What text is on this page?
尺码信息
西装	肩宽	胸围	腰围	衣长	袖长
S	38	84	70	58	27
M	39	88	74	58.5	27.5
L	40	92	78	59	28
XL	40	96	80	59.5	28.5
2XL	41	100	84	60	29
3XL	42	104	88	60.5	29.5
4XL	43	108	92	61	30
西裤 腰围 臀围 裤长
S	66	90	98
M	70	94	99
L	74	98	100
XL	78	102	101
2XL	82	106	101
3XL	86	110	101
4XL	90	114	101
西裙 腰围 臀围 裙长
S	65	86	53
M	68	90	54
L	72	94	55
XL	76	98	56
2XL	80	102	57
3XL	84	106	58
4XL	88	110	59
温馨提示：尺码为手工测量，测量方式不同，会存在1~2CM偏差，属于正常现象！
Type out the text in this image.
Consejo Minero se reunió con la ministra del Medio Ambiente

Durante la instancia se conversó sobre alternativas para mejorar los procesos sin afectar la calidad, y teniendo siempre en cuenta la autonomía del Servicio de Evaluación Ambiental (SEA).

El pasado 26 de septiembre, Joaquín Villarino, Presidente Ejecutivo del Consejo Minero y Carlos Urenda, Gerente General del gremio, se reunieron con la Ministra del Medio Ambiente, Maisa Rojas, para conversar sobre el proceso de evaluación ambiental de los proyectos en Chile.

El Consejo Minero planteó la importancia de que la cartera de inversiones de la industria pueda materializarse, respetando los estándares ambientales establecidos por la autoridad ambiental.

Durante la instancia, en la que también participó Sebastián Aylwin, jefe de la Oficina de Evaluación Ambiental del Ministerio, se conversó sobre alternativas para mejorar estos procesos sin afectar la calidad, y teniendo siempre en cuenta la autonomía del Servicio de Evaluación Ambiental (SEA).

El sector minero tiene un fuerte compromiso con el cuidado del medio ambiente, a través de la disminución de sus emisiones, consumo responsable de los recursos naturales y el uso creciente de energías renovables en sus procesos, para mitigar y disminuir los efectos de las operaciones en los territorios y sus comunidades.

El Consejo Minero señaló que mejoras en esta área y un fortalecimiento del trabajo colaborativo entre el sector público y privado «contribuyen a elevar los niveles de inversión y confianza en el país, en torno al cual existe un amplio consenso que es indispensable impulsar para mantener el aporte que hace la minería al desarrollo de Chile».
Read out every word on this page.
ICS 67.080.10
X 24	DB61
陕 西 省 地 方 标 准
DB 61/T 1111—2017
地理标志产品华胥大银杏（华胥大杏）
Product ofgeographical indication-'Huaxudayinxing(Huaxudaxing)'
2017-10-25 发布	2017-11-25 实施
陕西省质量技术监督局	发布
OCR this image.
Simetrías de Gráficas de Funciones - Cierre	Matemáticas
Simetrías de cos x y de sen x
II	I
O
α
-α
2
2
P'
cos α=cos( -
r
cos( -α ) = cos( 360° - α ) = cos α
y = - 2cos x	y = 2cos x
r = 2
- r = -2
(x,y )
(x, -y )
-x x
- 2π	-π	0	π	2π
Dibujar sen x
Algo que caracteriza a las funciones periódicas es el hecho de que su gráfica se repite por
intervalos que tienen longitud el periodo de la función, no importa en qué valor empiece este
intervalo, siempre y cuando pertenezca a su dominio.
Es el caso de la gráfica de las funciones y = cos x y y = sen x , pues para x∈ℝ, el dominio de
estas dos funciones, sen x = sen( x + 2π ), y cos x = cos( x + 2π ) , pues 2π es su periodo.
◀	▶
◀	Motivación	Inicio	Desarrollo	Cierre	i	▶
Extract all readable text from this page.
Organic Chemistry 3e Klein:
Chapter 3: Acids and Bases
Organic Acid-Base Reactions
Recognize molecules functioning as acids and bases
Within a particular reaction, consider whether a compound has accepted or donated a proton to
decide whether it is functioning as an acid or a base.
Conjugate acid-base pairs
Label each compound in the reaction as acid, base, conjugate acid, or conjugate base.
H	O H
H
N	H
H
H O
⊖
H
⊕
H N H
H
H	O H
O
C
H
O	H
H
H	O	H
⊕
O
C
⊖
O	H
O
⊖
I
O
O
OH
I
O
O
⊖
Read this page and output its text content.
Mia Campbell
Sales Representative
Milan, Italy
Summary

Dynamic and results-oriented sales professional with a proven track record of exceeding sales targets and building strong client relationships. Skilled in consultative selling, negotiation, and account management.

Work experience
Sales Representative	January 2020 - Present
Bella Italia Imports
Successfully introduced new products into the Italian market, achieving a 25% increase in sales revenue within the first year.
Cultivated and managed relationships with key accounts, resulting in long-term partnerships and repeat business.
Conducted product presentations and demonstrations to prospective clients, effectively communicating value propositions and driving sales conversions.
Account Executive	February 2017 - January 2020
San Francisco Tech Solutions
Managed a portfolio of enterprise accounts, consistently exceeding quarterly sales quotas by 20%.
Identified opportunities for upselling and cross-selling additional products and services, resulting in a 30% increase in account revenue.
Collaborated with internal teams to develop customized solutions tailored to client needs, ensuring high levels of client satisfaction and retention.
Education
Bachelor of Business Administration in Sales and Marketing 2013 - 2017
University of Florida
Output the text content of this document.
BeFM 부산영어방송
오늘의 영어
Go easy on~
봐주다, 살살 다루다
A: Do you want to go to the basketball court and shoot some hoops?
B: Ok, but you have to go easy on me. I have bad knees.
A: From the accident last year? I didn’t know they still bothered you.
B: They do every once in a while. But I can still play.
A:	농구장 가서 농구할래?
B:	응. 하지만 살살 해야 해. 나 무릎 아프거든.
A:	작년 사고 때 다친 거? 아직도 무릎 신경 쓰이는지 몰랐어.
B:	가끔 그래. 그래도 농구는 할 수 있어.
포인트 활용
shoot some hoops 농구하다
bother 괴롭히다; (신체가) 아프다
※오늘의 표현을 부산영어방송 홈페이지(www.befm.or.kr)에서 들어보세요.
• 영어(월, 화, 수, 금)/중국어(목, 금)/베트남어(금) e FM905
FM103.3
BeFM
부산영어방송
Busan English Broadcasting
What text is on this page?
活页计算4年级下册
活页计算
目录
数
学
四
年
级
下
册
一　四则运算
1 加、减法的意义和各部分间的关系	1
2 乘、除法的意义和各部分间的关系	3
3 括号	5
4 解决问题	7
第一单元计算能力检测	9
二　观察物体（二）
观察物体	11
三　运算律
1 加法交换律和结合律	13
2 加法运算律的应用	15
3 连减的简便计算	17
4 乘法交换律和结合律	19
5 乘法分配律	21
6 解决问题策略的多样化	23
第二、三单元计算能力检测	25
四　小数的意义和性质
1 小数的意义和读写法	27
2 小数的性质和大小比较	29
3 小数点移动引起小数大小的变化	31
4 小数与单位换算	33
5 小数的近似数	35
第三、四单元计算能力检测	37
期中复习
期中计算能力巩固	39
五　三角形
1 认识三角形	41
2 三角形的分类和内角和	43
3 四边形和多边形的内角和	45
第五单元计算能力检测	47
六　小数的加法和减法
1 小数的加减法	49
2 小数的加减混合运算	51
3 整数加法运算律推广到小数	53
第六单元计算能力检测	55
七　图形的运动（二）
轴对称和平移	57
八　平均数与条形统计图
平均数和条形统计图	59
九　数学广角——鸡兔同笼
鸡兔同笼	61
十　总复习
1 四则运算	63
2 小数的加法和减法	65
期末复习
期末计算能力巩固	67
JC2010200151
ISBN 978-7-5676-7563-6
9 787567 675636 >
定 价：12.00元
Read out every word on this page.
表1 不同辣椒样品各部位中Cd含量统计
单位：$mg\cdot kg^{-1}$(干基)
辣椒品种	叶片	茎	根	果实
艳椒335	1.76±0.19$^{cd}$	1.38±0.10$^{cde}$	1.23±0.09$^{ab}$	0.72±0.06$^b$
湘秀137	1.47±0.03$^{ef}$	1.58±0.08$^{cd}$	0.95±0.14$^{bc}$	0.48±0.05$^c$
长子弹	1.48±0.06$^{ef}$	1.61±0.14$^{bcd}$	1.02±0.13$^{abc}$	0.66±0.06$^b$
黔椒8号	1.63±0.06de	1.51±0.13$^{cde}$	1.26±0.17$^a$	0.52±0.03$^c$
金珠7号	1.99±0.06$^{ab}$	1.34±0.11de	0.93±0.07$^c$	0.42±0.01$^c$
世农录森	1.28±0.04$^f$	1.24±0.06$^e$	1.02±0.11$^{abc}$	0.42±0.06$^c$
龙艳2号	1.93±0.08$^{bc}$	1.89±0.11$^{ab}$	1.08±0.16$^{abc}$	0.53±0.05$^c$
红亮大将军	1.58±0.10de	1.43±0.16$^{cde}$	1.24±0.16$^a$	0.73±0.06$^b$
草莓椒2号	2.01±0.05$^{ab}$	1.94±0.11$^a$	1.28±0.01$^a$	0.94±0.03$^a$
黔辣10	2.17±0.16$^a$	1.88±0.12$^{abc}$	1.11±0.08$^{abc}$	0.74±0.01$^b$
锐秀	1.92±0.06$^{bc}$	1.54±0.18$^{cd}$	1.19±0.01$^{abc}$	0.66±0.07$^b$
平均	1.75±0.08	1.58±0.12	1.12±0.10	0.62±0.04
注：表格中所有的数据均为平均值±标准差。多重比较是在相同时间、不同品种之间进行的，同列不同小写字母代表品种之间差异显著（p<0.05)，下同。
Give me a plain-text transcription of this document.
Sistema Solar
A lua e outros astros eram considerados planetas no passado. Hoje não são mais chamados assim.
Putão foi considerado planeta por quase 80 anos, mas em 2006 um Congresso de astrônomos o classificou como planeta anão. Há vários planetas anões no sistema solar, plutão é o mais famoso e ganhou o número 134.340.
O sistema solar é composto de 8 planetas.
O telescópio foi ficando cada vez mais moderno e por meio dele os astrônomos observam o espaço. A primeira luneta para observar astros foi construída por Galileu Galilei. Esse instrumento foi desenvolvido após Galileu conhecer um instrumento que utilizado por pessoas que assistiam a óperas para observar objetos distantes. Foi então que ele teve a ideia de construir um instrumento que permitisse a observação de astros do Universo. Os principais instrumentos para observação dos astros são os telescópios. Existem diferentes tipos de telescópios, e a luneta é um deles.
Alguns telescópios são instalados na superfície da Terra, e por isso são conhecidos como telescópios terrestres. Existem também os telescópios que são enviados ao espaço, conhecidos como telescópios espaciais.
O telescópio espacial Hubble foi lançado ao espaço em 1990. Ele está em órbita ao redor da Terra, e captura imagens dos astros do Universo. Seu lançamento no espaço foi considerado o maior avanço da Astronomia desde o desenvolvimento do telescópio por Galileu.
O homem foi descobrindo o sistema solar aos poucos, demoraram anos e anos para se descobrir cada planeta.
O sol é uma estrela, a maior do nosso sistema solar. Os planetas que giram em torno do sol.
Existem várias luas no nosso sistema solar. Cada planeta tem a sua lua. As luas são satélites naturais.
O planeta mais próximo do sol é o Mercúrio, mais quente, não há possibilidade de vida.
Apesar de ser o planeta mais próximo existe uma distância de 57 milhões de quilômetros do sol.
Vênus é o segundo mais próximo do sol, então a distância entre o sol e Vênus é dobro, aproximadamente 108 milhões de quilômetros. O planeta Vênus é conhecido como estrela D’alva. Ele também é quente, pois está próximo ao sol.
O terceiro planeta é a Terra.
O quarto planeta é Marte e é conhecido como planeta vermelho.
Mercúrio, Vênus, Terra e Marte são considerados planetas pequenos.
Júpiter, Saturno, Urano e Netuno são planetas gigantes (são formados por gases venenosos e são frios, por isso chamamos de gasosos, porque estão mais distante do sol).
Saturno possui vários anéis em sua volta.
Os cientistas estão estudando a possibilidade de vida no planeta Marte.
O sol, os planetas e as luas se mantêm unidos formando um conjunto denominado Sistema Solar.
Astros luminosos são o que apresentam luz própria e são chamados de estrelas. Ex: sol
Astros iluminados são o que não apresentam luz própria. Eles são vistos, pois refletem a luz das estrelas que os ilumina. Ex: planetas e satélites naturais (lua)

Aim of the task: Check each line of the entries above, and show every one holding the word "entre".

Output for this exercise:
El Consejo Minero señaló que mejoras en esta área y un fortalecimiento del trabajo colaborativo entre el sector público y privado «contribuyen a elevar los niveles de inversión y confianza en el país, en torno al cual existe un amplio consenso que es indispensable impulsar para mantener el aporte que hace la minería al desarrollo de Chile».
Vênus é o segundo mais próximo do sol, então a distância entre o sol e Vênus é dobro, aproximadamente 108 milhões de quilômetros. O planeta Vênus é conhecido como estrela D’alva. Ele também é quente, pois está próximo ao sol.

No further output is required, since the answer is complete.